[THE INPUT start]

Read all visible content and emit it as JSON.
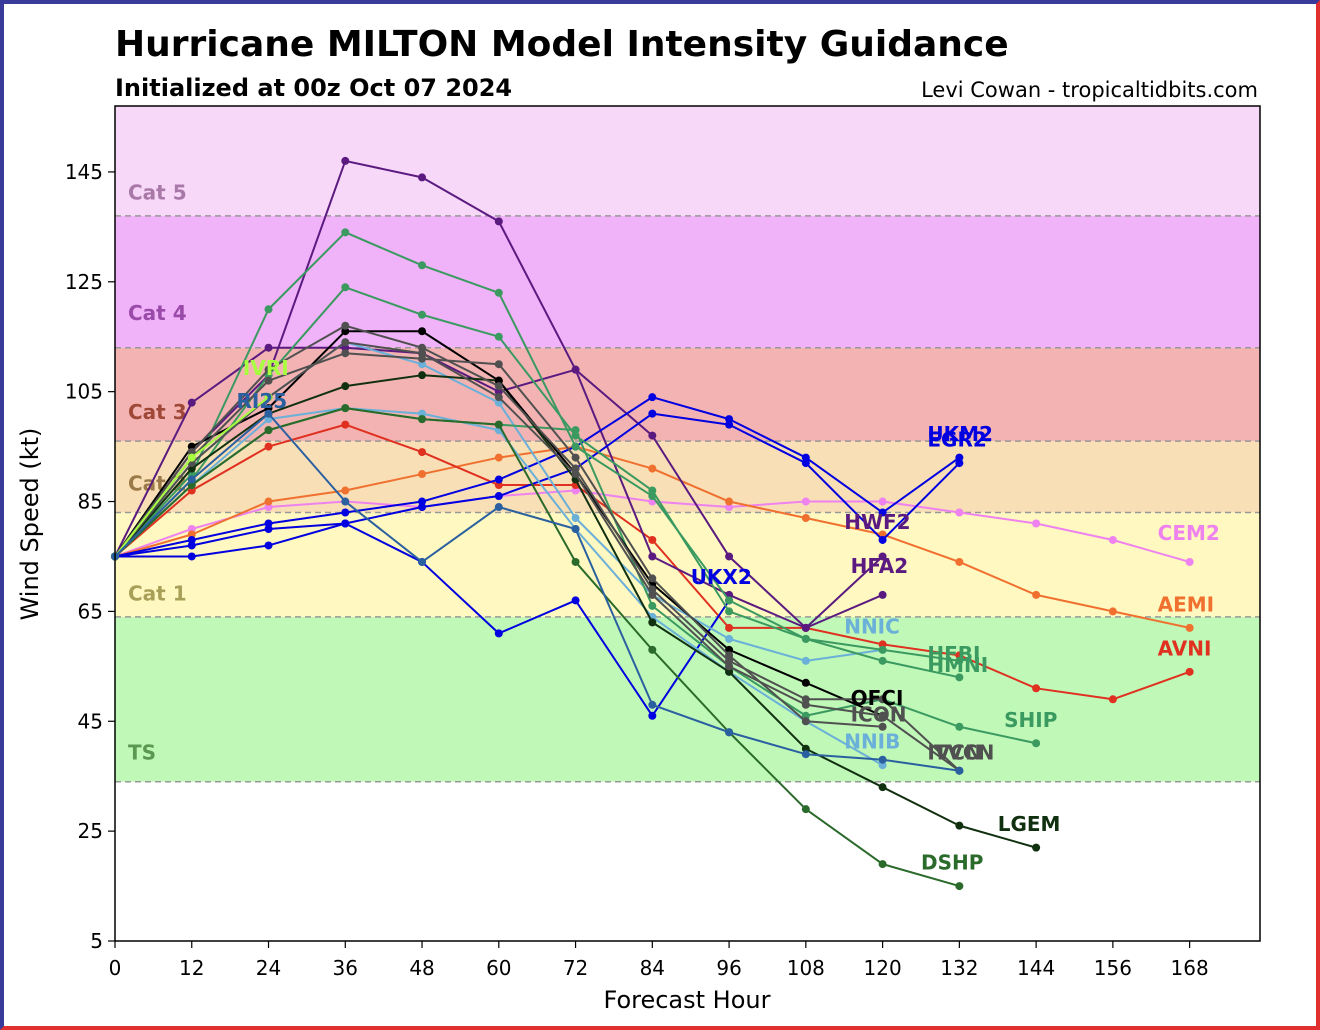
{
  "colors": {
    "frame_left": "#3a3a9a",
    "frame_right": "#e03030"
  },
  "header": {
    "title": "Hurricane MILTON Model Intensity Guidance",
    "subtitle": "Initialized at 00z Oct 07 2024",
    "credit": "Levi Cowan - tropicaltidbits.com"
  },
  "chart_data": {
    "type": "line",
    "title": "Hurricane MILTON Model Intensity Guidance",
    "subtitle": "Initialized at 00z Oct 07 2024",
    "xlabel": "Forecast Hour",
    "ylabel": "Wind Speed (kt)",
    "xlim": [
      0,
      179
    ],
    "ylim": [
      5,
      157
    ],
    "xticks": [
      0,
      12,
      24,
      36,
      48,
      60,
      72,
      84,
      96,
      108,
      120,
      132,
      144,
      156,
      168
    ],
    "yticks": [
      5,
      25,
      45,
      65,
      85,
      105,
      125,
      145
    ],
    "grid": false,
    "bands": [
      {
        "label": "TS",
        "from": 34,
        "to": 64,
        "color": "#c0f8b8",
        "text_color": "#5a9a50",
        "label_y": 38
      },
      {
        "label": "Cat 1",
        "from": 64,
        "to": 83,
        "color": "#fff8c0",
        "text_color": "#a8a058",
        "label_y": 67
      },
      {
        "label": "Cat 2",
        "from": 83,
        "to": 96,
        "color": "#f8dfb6",
        "text_color": "#9a7a48",
        "label_y": 87
      },
      {
        "label": "Cat 3",
        "from": 96,
        "to": 113,
        "color": "#f3b3b3",
        "text_color": "#a04838",
        "label_y": 100
      },
      {
        "label": "Cat 4",
        "from": 113,
        "to": 137,
        "color": "#f0b2f8",
        "text_color": "#9a4aa8",
        "label_y": 118
      },
      {
        "label": "Cat 5",
        "from": 137,
        "to": 157,
        "color": "#f8d8f8",
        "text_color": "#a878a8",
        "label_y": 140
      }
    ],
    "series": [
      {
        "name": "CEM2",
        "color": "#ee82ee",
        "label_at": [
          163,
          78
        ],
        "x": [
          0,
          12,
          24,
          36,
          48,
          60,
          72,
          84,
          96,
          108,
          120,
          132,
          144,
          156,
          168
        ],
        "y": [
          75,
          80,
          84,
          85,
          84,
          86,
          87,
          85,
          84,
          85,
          85,
          83,
          81,
          78,
          74
        ]
      },
      {
        "name": "AEMI",
        "color": "#f07030",
        "label_at": [
          163,
          65
        ],
        "x": [
          0,
          12,
          24,
          36,
          48,
          60,
          72,
          84,
          96,
          108,
          120,
          132,
          144,
          156,
          168
        ],
        "y": [
          75,
          79,
          85,
          87,
          90,
          93,
          95,
          91,
          85,
          82,
          79,
          74,
          68,
          65,
          62
        ]
      },
      {
        "name": "AVNI",
        "color": "#e03020",
        "label_at": [
          163,
          57
        ],
        "x": [
          0,
          12,
          24,
          36,
          48,
          60,
          72,
          84,
          96,
          108,
          120,
          132,
          144,
          156,
          168
        ],
        "y": [
          75,
          87,
          95,
          99,
          94,
          88,
          88,
          78,
          62,
          62,
          59,
          57,
          51,
          49,
          54
        ]
      },
      {
        "name": "HWF2",
        "color": "#5a1a80",
        "label_at": [
          114,
          80
        ],
        "x": [
          0,
          12,
          24,
          36,
          48,
          60,
          72,
          84,
          96,
          108,
          120
        ],
        "y": [
          75,
          103,
          113,
          113,
          112,
          105,
          109,
          97,
          75,
          62,
          75
        ]
      },
      {
        "name": "HFA2",
        "color": "#5a1a80",
        "label_at": [
          115,
          72
        ],
        "x": [
          0,
          12,
          24,
          36,
          48,
          60,
          72,
          84,
          96,
          108,
          120
        ],
        "y": [
          75,
          94,
          108,
          147,
          144,
          136,
          109,
          75,
          68,
          62,
          68
        ]
      },
      {
        "name": "UKM2",
        "color": "#0000e0",
        "label_at": [
          127,
          96
        ],
        "x": [
          0,
          12,
          24,
          36,
          48,
          60,
          72,
          84,
          96,
          108,
          120,
          132
        ],
        "y": [
          75,
          78,
          81,
          83,
          85,
          89,
          95,
          104,
          100,
          93,
          83,
          93
        ]
      },
      {
        "name": "EGR2",
        "color": "#0000e0",
        "label_at": [
          127,
          95
        ],
        "x": [
          0,
          12,
          24,
          36,
          48,
          60,
          72,
          84,
          96,
          108,
          120,
          132
        ],
        "y": [
          75,
          77,
          80,
          81,
          84,
          86,
          91,
          101,
          99,
          92,
          78,
          92
        ]
      },
      {
        "name": "UKX2",
        "color": "#0000e0",
        "label_at": [
          90,
          70
        ],
        "x": [
          0,
          12,
          24,
          36,
          48,
          60,
          72,
          84,
          96
        ],
        "y": [
          75,
          75,
          77,
          81,
          74,
          61,
          67,
          46,
          67
        ]
      },
      {
        "name": "NNIC",
        "color": "#6ab0d8",
        "label_at": [
          114,
          61
        ],
        "x": [
          0,
          12,
          24,
          36,
          48,
          60,
          72,
          84,
          96,
          108,
          120
        ],
        "y": [
          75,
          92,
          104,
          114,
          110,
          103,
          82,
          68,
          60,
          56,
          58
        ]
      },
      {
        "name": "NNIB",
        "color": "#6ab0d8",
        "label_at": [
          114,
          40
        ],
        "x": [
          0,
          12,
          24,
          36,
          48,
          60,
          72,
          84,
          96,
          108,
          120
        ],
        "y": [
          75,
          88,
          100,
          102,
          101,
          98,
          80,
          64,
          54,
          45,
          37
        ]
      },
      {
        "name": "HFBI",
        "color": "#3a9a60",
        "label_at": [
          127,
          56
        ],
        "x": [
          0,
          12,
          24,
          36,
          48,
          60,
          72,
          84,
          96,
          108,
          120,
          132
        ],
        "y": [
          75,
          90,
          120,
          134,
          128,
          123,
          95,
          86,
          67,
          60,
          58,
          56
        ]
      },
      {
        "name": "HMNI",
        "color": "#3a9a60",
        "label_at": [
          127,
          54
        ],
        "x": [
          0,
          12,
          24,
          36,
          48,
          60,
          72,
          84,
          96,
          108,
          120,
          132
        ],
        "y": [
          75,
          89,
          108,
          124,
          119,
          115,
          97,
          87,
          65,
          60,
          56,
          53
        ]
      },
      {
        "name": "SHIP",
        "color": "#3a9a60",
        "label_at": [
          139,
          44
        ],
        "x": [
          0,
          12,
          24,
          36,
          48,
          60,
          72,
          84,
          96,
          108,
          120,
          132,
          144
        ],
        "y": [
          75,
          88,
          98,
          102,
          100,
          99,
          98,
          66,
          55,
          46,
          49,
          44,
          41
        ]
      },
      {
        "name": "DSHP",
        "color": "#2a6a2a",
        "label_at": [
          126,
          18
        ],
        "x": [
          0,
          12,
          24,
          36,
          48,
          60,
          72,
          84,
          96,
          108,
          120,
          132
        ],
        "y": [
          75,
          88,
          98,
          102,
          100,
          99,
          74,
          58,
          43,
          29,
          19,
          15
        ]
      },
      {
        "name": "LGEM",
        "color": "#103010",
        "label_at": [
          138,
          25
        ],
        "x": [
          0,
          12,
          24,
          36,
          48,
          60,
          72,
          84,
          96,
          108,
          120,
          132,
          144
        ],
        "y": [
          75,
          91,
          101,
          106,
          108,
          107,
          89,
          63,
          54,
          40,
          33,
          26,
          22
        ]
      },
      {
        "name": "OFCI",
        "color": "#000000",
        "label_at": [
          115,
          48
        ],
        "x": [
          0,
          12,
          24,
          36,
          48,
          60,
          72,
          84,
          96,
          108,
          120
        ],
        "y": [
          75,
          95,
          102,
          116,
          116,
          107,
          90,
          70,
          58,
          52,
          46
        ]
      },
      {
        "name": "ICON",
        "color": "#505050",
        "label_at": [
          115,
          45
        ],
        "x": [
          0,
          12,
          24,
          36,
          48,
          60,
          72,
          84,
          96,
          108,
          120
        ],
        "y": [
          75,
          93,
          107,
          112,
          111,
          110,
          93,
          71,
          57,
          45,
          44
        ]
      },
      {
        "name": "IVCN",
        "color": "#505050",
        "label_at": [
          127,
          38
        ],
        "x": [
          0,
          12,
          24,
          36,
          48,
          60,
          72,
          84,
          96,
          108,
          120,
          132
        ],
        "y": [
          75,
          94,
          109,
          117,
          113,
          106,
          91,
          69,
          56,
          49,
          49,
          36
        ]
      },
      {
        "name": "TVCN",
        "color": "#505050",
        "label_at": [
          128,
          38
        ],
        "x": [
          0,
          12,
          24,
          36,
          48,
          60,
          72,
          84,
          96,
          108,
          120,
          132
        ],
        "y": [
          75,
          92,
          104,
          114,
          112,
          104,
          90,
          68,
          55,
          48,
          46,
          36
        ]
      },
      {
        "name": "IVRI",
        "color": "#a8ff40",
        "label_at": [
          20,
          108
        ],
        "x": [
          0,
          12,
          24
        ],
        "y": [
          75,
          93,
          104
        ]
      },
      {
        "name": "RI25",
        "color": "#2a60a0",
        "label_at": [
          19,
          102
        ],
        "x": [
          0,
          12,
          24,
          36,
          48,
          60,
          72,
          84,
          96,
          108,
          120,
          132
        ],
        "y": [
          75,
          89,
          101,
          85,
          74,
          84,
          80,
          48,
          43,
          39,
          38,
          36
        ]
      }
    ]
  }
}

[THE INPUT end]

WHAT TO PRODUCE: Using the records above, gather all lines where the string "from" is present.

TASK SOLUTION:
        "from": 34,
        "from": 64,
        "from": 83,
        "from": 96,
        "from": 113,
        "from": 137,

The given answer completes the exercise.